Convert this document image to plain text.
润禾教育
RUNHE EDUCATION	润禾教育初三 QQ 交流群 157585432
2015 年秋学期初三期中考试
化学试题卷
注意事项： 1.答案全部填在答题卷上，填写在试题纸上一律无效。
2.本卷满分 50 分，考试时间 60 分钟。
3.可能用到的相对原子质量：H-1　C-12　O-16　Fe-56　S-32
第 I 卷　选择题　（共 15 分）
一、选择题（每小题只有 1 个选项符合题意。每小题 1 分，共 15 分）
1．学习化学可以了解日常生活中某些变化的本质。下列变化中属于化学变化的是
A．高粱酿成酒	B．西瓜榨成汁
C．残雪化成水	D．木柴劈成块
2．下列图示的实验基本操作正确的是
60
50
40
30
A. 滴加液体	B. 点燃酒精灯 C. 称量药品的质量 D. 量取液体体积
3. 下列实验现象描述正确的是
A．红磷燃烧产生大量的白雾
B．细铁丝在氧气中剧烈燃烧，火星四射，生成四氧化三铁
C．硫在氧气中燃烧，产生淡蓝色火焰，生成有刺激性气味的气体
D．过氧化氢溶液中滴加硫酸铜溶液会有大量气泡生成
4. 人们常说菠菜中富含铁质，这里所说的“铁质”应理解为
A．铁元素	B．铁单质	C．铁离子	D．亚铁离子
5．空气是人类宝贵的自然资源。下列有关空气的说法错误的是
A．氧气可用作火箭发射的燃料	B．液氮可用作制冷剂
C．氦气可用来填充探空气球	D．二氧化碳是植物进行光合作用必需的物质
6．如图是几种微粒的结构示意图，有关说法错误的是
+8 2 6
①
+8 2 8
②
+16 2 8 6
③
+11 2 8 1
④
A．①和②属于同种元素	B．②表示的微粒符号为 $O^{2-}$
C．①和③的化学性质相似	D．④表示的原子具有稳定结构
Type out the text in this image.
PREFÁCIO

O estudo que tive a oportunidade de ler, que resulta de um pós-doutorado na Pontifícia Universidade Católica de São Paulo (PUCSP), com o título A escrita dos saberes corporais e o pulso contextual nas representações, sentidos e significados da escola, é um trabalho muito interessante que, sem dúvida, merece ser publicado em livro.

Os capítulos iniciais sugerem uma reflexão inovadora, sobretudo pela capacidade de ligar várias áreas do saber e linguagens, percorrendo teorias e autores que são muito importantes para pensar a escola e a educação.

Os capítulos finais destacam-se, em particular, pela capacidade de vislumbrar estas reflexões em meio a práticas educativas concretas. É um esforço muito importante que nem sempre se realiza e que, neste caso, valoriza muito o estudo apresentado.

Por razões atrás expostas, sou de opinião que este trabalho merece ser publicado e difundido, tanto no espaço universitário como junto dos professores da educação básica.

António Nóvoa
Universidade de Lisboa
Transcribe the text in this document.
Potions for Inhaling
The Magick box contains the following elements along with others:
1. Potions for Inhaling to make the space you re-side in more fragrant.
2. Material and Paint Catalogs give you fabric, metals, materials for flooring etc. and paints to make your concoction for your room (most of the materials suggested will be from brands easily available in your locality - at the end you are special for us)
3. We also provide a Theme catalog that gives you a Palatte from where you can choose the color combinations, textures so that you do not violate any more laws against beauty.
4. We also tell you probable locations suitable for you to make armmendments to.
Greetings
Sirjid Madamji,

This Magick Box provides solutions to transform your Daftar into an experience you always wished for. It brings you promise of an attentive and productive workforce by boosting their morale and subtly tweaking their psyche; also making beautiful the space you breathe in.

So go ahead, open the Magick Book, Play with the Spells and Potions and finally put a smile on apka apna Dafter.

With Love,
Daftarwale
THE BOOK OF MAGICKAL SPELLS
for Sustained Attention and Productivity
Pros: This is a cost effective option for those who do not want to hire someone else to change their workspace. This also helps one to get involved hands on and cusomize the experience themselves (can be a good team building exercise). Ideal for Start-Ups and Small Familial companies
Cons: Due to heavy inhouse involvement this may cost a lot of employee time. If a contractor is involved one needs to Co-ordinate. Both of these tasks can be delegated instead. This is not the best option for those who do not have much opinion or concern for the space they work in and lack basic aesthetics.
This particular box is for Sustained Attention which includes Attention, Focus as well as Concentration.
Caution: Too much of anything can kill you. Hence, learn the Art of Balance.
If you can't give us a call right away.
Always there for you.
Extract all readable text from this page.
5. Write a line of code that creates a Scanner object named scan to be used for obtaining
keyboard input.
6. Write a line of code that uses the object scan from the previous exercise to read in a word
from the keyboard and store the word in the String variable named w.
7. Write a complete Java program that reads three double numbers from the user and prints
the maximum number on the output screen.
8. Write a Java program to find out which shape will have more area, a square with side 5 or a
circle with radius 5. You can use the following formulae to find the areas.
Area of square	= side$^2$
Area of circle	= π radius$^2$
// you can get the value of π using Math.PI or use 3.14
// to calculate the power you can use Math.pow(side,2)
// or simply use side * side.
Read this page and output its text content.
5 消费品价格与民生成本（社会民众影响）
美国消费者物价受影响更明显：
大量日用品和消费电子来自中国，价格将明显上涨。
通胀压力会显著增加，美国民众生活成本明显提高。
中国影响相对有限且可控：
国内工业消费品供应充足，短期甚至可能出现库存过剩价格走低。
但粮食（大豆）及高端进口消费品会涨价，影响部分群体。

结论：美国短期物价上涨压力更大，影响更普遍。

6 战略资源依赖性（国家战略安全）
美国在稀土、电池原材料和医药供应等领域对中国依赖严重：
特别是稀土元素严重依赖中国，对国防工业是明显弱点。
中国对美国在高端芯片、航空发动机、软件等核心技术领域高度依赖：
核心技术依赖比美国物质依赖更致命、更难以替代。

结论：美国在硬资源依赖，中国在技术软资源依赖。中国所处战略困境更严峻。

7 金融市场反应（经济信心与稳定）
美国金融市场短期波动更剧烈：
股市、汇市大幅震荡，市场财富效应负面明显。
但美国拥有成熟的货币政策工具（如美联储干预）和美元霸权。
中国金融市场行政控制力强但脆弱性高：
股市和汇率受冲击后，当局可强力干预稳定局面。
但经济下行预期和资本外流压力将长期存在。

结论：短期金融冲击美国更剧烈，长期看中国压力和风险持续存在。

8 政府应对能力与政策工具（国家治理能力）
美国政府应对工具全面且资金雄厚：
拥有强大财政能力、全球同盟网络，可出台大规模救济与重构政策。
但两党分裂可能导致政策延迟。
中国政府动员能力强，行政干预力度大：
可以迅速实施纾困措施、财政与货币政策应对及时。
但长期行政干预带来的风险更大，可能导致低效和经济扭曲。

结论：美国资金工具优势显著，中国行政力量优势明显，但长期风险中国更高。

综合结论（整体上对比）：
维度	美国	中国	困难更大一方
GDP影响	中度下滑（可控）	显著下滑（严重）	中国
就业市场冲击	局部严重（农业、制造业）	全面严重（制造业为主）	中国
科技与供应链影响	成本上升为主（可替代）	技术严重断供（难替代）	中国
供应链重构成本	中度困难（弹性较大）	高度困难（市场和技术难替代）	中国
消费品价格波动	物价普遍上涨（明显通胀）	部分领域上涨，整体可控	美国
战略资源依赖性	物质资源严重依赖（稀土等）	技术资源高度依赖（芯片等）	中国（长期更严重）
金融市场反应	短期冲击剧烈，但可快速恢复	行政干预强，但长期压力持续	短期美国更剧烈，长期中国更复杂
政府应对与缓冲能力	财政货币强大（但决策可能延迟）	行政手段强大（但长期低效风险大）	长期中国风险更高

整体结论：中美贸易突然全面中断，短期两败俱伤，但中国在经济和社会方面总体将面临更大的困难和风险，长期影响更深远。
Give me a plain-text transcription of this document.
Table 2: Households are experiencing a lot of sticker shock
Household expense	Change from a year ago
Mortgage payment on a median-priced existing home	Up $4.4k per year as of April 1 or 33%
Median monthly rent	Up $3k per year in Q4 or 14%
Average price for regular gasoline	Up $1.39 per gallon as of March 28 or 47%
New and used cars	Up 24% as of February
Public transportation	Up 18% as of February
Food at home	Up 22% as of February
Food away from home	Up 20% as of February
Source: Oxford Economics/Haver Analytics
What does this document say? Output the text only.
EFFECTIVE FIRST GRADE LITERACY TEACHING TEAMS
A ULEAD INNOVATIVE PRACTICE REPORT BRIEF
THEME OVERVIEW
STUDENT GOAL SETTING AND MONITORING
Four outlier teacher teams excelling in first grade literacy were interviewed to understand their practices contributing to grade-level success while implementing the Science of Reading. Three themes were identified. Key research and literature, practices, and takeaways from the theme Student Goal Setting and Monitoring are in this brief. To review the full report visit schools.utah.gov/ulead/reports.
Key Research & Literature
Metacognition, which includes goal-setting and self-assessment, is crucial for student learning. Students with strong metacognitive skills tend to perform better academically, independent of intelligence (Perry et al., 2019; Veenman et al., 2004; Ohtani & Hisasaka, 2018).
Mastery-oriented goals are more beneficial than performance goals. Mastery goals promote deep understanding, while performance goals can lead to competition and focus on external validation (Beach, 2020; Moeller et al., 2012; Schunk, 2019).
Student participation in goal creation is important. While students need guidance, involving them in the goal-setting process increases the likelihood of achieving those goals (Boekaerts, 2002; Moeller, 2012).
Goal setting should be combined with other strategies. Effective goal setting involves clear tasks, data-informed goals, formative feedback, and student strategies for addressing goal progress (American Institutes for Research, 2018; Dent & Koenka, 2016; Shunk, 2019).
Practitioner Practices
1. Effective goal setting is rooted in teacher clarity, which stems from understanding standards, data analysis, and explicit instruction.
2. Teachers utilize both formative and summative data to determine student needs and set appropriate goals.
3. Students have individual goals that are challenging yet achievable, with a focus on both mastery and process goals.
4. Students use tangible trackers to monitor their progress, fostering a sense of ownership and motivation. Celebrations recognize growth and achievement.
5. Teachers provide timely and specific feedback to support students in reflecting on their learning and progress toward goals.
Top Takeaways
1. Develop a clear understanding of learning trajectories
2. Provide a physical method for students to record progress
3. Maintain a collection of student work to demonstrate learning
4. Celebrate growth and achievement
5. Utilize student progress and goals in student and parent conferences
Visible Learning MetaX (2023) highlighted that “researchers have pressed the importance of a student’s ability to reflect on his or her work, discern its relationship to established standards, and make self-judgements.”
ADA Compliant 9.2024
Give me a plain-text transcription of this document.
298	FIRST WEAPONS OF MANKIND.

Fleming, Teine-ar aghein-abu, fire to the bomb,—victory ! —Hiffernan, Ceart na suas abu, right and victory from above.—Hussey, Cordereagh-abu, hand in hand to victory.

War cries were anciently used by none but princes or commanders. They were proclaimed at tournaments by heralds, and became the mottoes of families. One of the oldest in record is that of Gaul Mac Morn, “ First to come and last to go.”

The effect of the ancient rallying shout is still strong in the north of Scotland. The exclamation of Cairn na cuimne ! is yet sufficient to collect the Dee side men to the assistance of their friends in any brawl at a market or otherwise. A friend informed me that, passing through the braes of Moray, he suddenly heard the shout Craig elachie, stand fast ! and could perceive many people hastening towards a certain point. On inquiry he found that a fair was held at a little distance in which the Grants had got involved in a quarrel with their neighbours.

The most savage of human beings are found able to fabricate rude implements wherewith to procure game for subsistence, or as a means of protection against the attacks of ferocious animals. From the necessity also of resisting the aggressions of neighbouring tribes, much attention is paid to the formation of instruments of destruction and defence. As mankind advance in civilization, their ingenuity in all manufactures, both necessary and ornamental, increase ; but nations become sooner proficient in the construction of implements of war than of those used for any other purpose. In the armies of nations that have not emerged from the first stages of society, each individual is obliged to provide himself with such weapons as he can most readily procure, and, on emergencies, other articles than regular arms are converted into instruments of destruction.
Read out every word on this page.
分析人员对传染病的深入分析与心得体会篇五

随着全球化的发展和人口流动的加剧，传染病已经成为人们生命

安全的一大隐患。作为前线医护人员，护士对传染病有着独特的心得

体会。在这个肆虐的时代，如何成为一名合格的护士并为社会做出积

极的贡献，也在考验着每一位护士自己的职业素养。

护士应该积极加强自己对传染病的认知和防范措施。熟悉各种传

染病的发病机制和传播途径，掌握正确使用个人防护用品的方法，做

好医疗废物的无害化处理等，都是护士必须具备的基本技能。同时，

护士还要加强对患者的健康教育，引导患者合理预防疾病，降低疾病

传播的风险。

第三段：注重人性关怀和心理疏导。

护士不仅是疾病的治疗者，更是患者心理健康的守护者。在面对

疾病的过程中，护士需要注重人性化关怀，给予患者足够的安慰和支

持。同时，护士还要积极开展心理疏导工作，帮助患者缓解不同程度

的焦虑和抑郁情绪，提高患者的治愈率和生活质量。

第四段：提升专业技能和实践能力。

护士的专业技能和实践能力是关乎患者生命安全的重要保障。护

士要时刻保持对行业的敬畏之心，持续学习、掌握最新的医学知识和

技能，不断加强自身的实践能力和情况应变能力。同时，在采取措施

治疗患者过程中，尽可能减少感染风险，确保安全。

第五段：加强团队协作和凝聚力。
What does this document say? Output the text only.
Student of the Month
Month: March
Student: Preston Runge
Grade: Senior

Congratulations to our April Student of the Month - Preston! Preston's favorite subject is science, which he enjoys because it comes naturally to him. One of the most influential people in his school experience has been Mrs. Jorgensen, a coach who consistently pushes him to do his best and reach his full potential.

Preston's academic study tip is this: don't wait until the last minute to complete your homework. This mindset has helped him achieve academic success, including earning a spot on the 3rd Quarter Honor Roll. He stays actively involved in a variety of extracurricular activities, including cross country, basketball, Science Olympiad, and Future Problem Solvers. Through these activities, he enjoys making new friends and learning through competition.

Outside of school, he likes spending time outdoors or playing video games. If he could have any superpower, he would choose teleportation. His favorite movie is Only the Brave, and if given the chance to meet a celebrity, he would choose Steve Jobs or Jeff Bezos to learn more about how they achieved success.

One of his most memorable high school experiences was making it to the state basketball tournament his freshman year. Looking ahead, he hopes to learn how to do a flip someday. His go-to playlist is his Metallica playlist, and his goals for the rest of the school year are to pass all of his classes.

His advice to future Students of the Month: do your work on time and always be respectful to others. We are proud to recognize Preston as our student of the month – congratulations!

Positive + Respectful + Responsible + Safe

____________

→ GIVEN PROBLEM:
From the records above, pull out every line containing the word "pela".

→ RIGHT ANSWER:
Os capítulos iniciais sugerem uma reflexão inovadora, sobretudo pela capacidade de ligar várias áreas do saber e linguagens, percorrendo teorias e autores que são muito importantes para pensar a escola e a educação.
Os capítulos finais destacam-se, em particular, pela capacidade de vislumbrar estas reflexões em meio a práticas educativas concretas. É um esforço muito importante que nem sempre se realiza e que, neste caso, valoriza muito o estudo apresentado.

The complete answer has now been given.